▸ DATA FOR THIS EXERCISE:
=======
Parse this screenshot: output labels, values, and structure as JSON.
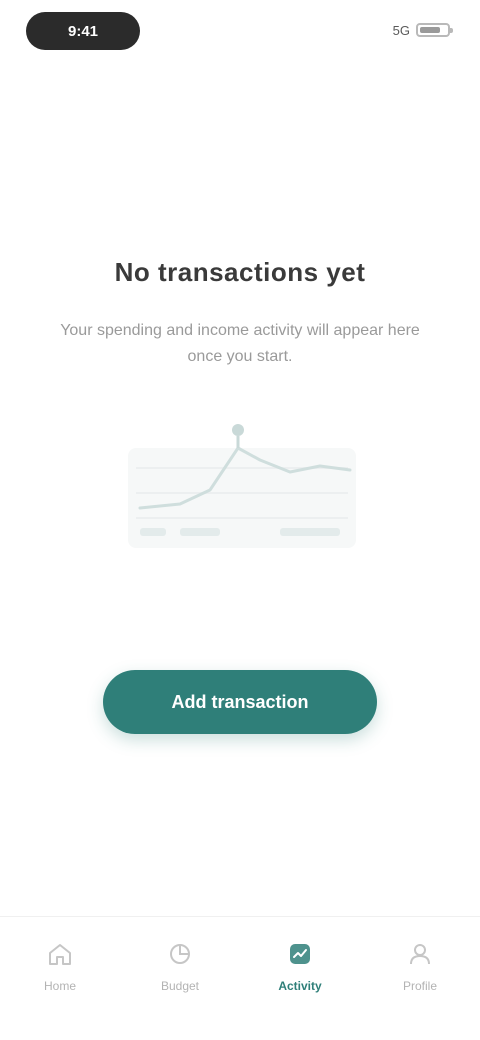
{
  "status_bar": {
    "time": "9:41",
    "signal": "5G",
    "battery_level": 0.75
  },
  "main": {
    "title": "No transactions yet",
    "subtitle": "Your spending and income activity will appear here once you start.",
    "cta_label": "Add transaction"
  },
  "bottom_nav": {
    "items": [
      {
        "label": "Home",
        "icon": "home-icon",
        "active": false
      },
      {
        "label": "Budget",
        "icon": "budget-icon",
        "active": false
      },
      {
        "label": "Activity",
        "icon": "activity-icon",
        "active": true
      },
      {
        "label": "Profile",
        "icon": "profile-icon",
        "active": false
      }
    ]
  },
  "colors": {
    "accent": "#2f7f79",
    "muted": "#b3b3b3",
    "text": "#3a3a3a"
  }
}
=======
▸ TASK:
Show, from the material above, each line that includes the string "icon".

▸ THE RESPONSE:
        "icon": "home-icon",
        "icon": "budget-icon",
        "icon": "activity-icon",
        "icon": "profile-icon",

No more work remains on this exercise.